* [WHAT YOU WILL DO] Which lines hold the word "actions"? Show each of them.

* [RECORDS PROVIDED]
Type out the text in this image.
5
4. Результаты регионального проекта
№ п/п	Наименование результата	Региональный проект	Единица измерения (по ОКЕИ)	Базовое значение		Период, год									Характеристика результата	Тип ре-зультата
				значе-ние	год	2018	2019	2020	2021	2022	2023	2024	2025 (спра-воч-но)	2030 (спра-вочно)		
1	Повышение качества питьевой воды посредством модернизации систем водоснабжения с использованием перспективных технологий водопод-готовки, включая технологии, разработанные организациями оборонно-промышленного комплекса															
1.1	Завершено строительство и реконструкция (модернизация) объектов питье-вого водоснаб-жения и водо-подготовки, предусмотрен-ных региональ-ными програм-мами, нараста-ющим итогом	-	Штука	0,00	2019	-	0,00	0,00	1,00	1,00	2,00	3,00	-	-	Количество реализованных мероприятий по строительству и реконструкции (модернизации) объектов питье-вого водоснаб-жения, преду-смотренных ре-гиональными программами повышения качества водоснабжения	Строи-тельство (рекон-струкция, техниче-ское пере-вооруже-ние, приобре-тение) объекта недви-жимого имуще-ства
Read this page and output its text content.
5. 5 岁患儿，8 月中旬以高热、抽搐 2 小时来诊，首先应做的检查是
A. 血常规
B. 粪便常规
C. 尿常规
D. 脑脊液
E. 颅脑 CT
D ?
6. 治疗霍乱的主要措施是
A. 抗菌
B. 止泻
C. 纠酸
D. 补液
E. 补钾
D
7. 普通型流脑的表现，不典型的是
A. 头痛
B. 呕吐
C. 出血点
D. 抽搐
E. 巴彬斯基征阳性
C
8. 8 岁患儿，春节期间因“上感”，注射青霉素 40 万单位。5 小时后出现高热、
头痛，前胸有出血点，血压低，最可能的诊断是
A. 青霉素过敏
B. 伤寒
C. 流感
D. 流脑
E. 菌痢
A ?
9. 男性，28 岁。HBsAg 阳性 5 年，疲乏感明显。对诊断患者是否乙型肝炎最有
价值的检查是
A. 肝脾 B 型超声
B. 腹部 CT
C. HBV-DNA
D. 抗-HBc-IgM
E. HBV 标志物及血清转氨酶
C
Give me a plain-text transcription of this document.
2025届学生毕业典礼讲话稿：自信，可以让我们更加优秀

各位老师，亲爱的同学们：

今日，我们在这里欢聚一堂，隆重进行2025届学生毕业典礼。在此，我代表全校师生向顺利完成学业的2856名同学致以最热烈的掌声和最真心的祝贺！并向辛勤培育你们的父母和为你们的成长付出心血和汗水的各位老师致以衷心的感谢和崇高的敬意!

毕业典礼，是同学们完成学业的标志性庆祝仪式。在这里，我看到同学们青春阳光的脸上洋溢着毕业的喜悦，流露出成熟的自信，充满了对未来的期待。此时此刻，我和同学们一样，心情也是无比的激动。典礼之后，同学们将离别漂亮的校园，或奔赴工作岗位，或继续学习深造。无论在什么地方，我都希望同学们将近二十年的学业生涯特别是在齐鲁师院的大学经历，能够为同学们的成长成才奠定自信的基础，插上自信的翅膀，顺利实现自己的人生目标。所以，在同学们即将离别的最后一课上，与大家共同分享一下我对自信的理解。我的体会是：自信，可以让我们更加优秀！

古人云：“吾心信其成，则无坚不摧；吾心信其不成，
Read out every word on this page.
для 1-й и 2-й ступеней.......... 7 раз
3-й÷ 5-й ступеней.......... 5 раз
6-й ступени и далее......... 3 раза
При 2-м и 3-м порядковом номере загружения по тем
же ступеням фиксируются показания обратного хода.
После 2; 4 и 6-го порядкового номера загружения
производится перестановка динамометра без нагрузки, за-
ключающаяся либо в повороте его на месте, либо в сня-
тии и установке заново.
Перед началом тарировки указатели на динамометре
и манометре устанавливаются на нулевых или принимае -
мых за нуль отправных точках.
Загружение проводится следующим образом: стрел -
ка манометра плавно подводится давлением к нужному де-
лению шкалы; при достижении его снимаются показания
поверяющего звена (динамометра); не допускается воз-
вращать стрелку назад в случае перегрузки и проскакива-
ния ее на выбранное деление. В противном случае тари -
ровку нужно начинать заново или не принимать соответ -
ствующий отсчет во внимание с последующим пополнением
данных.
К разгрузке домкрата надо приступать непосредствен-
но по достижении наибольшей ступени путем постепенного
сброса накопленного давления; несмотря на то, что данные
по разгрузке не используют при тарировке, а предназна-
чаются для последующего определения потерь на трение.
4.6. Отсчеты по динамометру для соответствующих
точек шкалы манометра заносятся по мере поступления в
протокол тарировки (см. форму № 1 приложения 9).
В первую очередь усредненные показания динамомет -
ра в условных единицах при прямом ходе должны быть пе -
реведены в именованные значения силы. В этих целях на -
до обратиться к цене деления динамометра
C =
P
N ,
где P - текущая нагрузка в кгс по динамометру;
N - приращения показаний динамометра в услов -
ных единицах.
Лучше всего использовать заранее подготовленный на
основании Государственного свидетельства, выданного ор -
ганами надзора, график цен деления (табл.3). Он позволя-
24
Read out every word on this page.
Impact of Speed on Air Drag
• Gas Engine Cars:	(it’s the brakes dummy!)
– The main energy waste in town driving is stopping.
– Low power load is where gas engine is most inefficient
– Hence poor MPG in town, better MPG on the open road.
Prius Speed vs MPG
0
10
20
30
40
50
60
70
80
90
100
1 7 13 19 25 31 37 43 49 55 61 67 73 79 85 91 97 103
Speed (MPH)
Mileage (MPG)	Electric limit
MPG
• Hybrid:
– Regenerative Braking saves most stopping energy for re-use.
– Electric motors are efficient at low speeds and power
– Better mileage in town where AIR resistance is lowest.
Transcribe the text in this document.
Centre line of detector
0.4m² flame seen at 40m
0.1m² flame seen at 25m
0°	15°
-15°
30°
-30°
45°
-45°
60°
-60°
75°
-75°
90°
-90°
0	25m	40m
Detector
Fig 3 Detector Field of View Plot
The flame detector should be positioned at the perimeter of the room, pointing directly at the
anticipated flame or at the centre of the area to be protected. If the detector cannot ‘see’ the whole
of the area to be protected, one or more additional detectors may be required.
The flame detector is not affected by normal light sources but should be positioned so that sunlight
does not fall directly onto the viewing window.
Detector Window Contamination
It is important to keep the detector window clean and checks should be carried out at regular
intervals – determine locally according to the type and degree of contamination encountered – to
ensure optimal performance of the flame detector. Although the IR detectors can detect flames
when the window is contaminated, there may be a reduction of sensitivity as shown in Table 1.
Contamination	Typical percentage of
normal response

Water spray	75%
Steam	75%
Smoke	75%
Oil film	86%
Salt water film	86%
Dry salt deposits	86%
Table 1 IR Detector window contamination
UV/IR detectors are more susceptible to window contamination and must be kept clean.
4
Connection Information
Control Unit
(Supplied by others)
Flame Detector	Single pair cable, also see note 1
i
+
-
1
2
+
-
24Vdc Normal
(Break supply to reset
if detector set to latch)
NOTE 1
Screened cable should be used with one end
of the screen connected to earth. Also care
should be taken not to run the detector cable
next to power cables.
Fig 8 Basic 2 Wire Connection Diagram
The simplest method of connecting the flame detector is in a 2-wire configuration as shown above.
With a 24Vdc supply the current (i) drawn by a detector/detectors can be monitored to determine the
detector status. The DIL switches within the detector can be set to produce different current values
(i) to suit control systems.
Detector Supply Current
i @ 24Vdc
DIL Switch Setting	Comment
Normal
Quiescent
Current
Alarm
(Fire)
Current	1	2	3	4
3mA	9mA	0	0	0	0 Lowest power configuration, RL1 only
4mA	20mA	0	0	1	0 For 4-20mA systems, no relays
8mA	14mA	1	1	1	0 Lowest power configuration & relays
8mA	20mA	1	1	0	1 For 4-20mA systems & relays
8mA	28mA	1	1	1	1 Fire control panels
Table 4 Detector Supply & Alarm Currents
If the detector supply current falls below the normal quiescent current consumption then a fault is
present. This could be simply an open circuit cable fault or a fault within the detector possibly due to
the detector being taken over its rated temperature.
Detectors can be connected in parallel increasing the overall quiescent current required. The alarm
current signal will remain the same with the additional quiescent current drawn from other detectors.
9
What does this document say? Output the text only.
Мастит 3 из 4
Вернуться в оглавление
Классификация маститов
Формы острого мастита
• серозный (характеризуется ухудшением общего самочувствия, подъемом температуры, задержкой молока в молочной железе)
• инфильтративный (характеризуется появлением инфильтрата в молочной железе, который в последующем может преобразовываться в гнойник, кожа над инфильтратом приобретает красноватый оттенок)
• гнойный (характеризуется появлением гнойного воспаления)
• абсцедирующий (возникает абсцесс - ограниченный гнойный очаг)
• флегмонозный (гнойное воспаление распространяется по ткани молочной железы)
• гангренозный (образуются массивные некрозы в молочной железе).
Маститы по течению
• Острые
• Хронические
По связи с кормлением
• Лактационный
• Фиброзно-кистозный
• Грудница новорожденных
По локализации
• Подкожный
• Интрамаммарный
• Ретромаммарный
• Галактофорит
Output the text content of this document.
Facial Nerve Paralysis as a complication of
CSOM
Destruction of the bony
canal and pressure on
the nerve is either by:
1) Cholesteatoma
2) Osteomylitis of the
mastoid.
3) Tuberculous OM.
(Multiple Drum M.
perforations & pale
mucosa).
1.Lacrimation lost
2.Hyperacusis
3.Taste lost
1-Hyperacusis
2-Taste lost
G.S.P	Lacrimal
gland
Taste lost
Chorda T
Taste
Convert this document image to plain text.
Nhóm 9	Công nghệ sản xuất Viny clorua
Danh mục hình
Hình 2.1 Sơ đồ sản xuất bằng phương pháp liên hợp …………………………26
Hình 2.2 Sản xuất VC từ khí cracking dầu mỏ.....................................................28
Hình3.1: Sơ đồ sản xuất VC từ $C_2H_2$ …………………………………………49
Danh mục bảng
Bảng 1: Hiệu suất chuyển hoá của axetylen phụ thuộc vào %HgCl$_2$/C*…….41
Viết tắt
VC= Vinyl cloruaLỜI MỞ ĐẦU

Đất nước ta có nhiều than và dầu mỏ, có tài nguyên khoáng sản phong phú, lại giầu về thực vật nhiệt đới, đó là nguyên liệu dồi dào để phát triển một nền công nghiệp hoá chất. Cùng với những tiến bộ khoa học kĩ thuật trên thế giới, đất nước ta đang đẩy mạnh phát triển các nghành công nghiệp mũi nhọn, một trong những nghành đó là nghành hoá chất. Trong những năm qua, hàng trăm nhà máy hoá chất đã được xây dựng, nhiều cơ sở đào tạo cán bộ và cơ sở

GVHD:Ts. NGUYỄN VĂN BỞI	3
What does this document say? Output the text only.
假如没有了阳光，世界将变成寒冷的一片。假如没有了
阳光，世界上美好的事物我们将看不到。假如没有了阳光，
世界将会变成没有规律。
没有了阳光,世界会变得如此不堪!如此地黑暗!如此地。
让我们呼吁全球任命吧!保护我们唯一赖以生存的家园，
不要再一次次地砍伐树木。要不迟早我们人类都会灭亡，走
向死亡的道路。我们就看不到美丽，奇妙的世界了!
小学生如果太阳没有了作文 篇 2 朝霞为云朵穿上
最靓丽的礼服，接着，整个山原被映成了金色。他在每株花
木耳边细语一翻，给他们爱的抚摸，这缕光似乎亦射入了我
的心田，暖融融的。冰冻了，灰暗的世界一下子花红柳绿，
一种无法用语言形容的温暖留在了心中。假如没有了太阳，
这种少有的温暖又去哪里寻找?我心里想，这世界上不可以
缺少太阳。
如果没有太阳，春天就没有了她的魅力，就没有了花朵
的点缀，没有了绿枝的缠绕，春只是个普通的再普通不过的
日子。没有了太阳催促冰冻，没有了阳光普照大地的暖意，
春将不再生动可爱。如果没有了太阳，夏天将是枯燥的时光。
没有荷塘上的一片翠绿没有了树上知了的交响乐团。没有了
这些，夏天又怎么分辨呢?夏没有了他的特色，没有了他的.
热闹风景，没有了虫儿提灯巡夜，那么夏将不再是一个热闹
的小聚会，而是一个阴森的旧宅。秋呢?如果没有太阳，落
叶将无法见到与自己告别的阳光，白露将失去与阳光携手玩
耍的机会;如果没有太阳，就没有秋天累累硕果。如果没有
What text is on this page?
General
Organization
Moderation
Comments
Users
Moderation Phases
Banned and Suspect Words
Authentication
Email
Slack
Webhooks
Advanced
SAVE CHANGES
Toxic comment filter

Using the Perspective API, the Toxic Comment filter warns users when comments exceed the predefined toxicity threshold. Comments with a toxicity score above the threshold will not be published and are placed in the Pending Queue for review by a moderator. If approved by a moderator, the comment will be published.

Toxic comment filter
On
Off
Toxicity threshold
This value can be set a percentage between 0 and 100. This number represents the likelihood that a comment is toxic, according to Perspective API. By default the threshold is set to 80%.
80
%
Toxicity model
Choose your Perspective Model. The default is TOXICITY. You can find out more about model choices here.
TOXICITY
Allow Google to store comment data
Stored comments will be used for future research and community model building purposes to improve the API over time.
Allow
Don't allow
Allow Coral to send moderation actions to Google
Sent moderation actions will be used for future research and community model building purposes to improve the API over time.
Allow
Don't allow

* [RESULT]
Allow Coral to send moderation actions to Google
Sent moderation actions will be used for future research and community model building purposes to improve the API over time.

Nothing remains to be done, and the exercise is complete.